WHAT YOU ARE ASKED TO DO:
Collect all lines containing the word "JSON" from the data.

•••

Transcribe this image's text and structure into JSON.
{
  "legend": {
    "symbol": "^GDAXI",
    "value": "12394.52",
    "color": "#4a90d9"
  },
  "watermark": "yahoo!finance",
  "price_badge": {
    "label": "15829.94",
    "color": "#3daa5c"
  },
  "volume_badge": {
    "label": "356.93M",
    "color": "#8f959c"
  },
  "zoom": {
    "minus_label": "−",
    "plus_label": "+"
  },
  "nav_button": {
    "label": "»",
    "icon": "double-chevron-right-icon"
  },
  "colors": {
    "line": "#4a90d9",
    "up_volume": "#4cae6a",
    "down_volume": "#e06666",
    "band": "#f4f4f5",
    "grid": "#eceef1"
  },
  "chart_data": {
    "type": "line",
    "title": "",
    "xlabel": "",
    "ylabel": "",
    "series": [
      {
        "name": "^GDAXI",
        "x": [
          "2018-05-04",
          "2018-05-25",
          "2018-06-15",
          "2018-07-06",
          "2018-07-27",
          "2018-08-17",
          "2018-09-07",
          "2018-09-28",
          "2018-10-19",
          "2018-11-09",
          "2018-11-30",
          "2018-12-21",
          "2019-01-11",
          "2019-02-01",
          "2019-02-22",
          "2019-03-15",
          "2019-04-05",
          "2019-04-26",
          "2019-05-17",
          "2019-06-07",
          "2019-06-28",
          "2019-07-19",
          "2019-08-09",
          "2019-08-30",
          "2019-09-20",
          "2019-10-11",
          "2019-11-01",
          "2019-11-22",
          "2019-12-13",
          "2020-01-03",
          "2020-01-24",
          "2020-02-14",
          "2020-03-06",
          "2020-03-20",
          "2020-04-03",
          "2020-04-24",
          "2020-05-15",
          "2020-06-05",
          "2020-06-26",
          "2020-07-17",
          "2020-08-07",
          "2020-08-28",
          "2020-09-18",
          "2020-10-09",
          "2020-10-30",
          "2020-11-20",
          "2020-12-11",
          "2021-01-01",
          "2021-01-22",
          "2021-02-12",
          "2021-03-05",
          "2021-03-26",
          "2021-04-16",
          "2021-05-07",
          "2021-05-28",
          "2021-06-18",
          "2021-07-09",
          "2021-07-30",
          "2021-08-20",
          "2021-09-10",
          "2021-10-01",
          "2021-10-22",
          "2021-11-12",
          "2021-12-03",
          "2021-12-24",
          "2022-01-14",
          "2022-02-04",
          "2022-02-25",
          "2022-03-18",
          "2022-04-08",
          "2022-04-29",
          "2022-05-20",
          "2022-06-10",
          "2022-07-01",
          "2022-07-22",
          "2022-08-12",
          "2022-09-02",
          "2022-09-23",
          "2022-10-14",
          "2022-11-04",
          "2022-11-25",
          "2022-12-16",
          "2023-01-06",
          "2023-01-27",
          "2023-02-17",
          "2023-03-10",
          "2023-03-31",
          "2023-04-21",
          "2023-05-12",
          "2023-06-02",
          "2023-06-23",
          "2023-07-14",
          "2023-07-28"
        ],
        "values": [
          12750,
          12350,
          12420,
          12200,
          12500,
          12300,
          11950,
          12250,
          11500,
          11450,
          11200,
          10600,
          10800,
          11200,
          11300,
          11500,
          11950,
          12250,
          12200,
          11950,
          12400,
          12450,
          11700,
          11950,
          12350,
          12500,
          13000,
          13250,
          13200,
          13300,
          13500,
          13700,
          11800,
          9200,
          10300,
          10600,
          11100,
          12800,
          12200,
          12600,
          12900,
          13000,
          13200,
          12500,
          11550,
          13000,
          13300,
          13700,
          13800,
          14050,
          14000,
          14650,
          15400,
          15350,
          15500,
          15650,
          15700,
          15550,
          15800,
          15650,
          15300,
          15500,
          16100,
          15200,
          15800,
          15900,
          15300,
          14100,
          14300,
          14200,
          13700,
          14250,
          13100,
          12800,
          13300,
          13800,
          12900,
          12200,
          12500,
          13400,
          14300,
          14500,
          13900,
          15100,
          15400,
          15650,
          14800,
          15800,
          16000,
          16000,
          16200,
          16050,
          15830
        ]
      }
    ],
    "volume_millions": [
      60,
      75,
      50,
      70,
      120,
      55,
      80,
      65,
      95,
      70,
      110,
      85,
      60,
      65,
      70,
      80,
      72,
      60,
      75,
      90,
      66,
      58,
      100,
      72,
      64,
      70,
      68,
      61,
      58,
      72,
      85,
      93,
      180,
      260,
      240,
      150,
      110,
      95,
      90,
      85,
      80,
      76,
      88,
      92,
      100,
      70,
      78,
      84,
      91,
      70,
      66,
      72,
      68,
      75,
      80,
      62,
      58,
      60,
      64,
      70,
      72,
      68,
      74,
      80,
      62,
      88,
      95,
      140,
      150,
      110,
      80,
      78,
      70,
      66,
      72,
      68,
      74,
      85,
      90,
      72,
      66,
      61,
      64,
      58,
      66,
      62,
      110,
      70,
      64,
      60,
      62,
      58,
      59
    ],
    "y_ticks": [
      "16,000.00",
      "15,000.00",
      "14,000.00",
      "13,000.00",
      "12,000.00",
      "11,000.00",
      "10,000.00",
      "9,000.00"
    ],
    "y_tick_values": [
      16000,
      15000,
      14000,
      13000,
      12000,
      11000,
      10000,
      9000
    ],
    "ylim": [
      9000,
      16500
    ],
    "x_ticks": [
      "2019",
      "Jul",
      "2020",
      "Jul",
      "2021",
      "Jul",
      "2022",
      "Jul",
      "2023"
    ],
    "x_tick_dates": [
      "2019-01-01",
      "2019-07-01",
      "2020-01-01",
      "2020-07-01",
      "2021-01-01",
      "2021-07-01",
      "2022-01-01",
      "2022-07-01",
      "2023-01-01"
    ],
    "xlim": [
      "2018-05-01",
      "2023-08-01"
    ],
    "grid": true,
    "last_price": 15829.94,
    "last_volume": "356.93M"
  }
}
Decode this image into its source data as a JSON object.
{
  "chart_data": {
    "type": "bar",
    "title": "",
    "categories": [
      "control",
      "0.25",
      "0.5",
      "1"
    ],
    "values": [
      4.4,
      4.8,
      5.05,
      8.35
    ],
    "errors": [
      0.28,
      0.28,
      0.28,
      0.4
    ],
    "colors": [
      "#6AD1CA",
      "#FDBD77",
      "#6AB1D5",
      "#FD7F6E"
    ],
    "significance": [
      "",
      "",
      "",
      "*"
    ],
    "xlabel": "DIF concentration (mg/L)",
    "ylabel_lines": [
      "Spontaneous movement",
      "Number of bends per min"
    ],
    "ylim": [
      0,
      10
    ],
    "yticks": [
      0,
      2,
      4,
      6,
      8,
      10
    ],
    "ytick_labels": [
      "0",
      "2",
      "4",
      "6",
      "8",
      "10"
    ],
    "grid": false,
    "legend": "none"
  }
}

•••

THE OUTPUT:
Transcribe this image's text and structure into JSON.
Decode this image into its source data as a JSON object.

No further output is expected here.